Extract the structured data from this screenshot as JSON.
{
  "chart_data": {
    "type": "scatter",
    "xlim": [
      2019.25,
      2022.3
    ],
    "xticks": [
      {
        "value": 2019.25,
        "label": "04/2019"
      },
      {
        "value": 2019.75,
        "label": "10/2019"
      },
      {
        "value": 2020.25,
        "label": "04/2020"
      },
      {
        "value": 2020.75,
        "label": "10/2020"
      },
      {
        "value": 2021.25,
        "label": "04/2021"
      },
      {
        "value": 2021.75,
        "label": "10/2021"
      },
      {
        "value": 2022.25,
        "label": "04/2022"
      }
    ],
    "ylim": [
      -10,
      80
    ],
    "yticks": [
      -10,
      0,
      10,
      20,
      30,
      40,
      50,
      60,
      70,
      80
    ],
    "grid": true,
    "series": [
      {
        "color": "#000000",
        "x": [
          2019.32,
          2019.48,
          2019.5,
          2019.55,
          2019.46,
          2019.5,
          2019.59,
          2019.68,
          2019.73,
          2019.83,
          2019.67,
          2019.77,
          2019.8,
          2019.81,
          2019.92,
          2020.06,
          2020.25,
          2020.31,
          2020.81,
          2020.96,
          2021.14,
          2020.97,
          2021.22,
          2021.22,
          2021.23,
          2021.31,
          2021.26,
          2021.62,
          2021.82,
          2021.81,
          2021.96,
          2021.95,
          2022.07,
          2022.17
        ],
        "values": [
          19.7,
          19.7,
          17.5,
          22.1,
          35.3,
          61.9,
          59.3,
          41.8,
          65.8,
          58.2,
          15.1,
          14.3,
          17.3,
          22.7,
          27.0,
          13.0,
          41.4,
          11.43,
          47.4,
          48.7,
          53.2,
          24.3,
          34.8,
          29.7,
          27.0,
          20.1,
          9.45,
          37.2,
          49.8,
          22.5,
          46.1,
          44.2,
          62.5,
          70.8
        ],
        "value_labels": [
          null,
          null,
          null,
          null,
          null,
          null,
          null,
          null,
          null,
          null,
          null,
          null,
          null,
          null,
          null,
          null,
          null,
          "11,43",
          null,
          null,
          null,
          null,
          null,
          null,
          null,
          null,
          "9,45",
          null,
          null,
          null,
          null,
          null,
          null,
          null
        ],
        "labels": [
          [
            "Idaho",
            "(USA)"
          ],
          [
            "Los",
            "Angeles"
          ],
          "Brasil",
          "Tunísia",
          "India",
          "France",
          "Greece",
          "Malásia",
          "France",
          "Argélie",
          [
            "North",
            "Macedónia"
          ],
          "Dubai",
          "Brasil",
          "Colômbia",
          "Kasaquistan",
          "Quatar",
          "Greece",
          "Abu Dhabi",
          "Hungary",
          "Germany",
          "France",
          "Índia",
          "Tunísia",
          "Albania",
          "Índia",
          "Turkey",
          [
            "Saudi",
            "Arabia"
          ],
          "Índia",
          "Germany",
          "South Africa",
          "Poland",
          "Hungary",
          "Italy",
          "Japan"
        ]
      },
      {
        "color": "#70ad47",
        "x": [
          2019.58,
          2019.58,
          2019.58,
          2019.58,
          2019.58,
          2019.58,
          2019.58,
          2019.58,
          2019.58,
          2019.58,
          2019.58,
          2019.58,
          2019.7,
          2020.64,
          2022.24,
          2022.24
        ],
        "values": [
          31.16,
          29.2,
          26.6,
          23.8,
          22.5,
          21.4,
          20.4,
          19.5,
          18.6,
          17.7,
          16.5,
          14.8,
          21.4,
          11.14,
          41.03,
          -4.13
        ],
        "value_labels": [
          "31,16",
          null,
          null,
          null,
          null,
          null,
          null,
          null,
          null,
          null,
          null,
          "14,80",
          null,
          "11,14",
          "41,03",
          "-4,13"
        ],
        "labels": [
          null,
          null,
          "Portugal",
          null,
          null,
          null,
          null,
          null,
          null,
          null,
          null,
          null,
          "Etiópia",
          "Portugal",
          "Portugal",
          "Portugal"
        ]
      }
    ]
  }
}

- [WHAT IS NEEDED]:
Write out the records shown above, exactly as they appear.

- [OUTPUT BELOW]:
Extract the structured data from this screenshot as JSON.
{
  "chart_data": {
    "type": "scatter",
    "xlim": [
      2019.25,
      2022.3
    ],
    "xticks": [
      {
        "value": 2019.25,
        "label": "04/2019"
      },
      {
        "value": 2019.75,
        "label": "10/2019"
      },
      {
        "value": 2020.25,
        "label": "04/2020"
      },
      {
        "value": 2020.75,
        "label": "10/2020"
      },
      {
        "value": 2021.25,
        "label": "04/2021"
      },
      {
        "value": 2021.75,
        "label": "10/2021"
      },
      {
        "value": 2022.25,
        "label": "04/2022"
      }
    ],
    "ylim": [
      -10,
      80
    ],
    "yticks": [
      -10,
      0,
      10,
      20,
      30,
      40,
      50,
      60,
      70,
      80
    ],
    "grid": true,
    "series": [
      {
        "color": "#000000",
        "x": [
          2019.32,
          2019.48,
          2019.5,
          2019.55,
          2019.46,
          2019.5,
          2019.59,
          2019.68,
          2019.73,
          2019.83,
          2019.67,
          2019.77,
          2019.8,
          2019.81,
          2019.92,
          2020.06,
          2020.25,
          2020.31,
          2020.81,
          2020.96,
          2021.14,
          2020.97,
          2021.22,
          2021.22,
          2021.23,
          2021.31,
          2021.26,
          2021.62,
          2021.82,
          2021.81,
          2021.96,
          2021.95,
          2022.07,
          2022.17
        ],
        "values": [
          19.7,
          19.7,
          17.5,
          22.1,
          35.3,
          61.9,
          59.3,
          41.8,
          65.8,
          58.2,
          15.1,
          14.3,
          17.3,
          22.7,
          27.0,
          13.0,
          41.4,
          11.43,
          47.4,
          48.7,
          53.2,
          24.3,
          34.8,
          29.7,
          27.0,
          20.1,
          9.45,
          37.2,
          49.8,
          22.5,
          46.1,
          44.2,
          62.5,
          70.8
        ],
        "value_labels": [
          null,
          null,
          null,
          null,
          null,
          null,
          null,
          null,
          null,
          null,
          null,
          null,
          null,
          null,
          null,
          null,
          null,
          "11,43",
          null,
          null,
          null,
          null,
          null,
          null,
          null,
          null,
          "9,45",
          null,
          null,
          null,
          null,
          null,
          null,
          null
        ],
        "labels": [
          [
            "Idaho",
            "(USA)"
          ],
          [
            "Los",
            "Angeles"
          ],
          "Brasil",
          "Tunísia",
          "India",
          "France",
          "Greece",
          "Malásia",
          "France",
          "Argélie",
          [
            "North",
            "Macedónia"
          ],
          "Dubai",
          "Brasil",
          "Colômbia",
          "Kasaquistan",
          "Quatar",
          "Greece",
          "Abu Dhabi",
          "Hungary",
          "Germany",
          "France",
          "Índia",
          "Tunísia",
          "Albania",
          "Índia",
          "Turkey",
          [
            "Saudi",
            "Arabia"
          ],
          "Índia",
          "Germany",
          "South Africa",
          "Poland",
          "Hungary",
          "Italy",
          "Japan"
        ]
      },
      {
        "color": "#70ad47",
        "x": [
          2019.58,
          2019.58,
          2019.58,
          2019.58,
          2019.58,
          2019.58,
          2019.58,
          2019.58,
          2019.58,
          2019.58,
          2019.58,
          2019.58,
          2019.7,
          2020.64,
          2022.24,
          2022.24
        ],
        "values": [
          31.16,
          29.2,
          26.6,
          23.8,
          22.5,
          21.4,
          20.4,
          19.5,
          18.6,
          17.7,
          16.5,
          14.8,
          21.4,
          11.14,
          41.03,
          -4.13
        ],
        "value_labels": [
          "31,16",
          null,
          null,
          null,
          null,
          null,
          null,
          null,
          null,
          null,
          null,
          "14,80",
          null,
          "11,14",
          "41,03",
          "-4,13"
        ],
        "labels": [
          null,
          null,
          "Portugal",
          null,
          null,
          null,
          null,
          null,
          null,
          null,
          null,
          null,
          "Etiópia",
          "Portugal",
          "Portugal",
          "Portugal"
        ]
      }
    ]
  }
}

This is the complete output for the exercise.